_Exercise:_ Count every line of the material that holds the string "mots". Respond with the total only.

Stored records:

%%

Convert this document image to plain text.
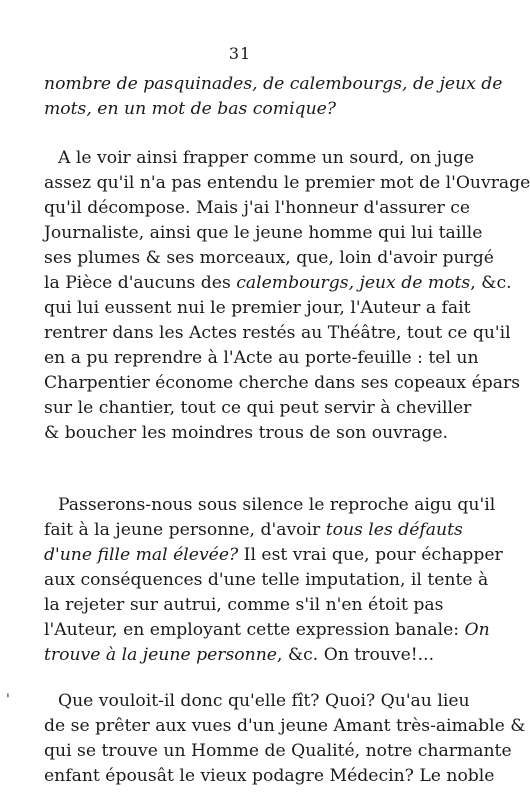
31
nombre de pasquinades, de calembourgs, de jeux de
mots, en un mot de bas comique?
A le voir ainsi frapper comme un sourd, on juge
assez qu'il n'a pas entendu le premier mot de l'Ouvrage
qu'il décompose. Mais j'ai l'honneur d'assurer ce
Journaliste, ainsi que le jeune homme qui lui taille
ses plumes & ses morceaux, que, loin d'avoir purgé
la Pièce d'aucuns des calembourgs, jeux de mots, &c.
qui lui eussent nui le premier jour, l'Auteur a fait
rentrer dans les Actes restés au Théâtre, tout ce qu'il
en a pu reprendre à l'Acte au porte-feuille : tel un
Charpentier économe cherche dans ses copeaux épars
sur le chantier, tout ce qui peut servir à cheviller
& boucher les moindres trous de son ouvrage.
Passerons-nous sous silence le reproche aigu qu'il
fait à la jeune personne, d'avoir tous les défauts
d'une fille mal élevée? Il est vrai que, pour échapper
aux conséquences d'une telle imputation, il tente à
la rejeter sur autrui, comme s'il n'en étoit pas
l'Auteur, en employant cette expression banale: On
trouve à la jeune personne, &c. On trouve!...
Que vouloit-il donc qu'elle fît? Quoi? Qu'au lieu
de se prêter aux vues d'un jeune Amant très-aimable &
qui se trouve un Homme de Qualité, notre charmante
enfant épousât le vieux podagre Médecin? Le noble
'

%%

_Exercise result:_ 2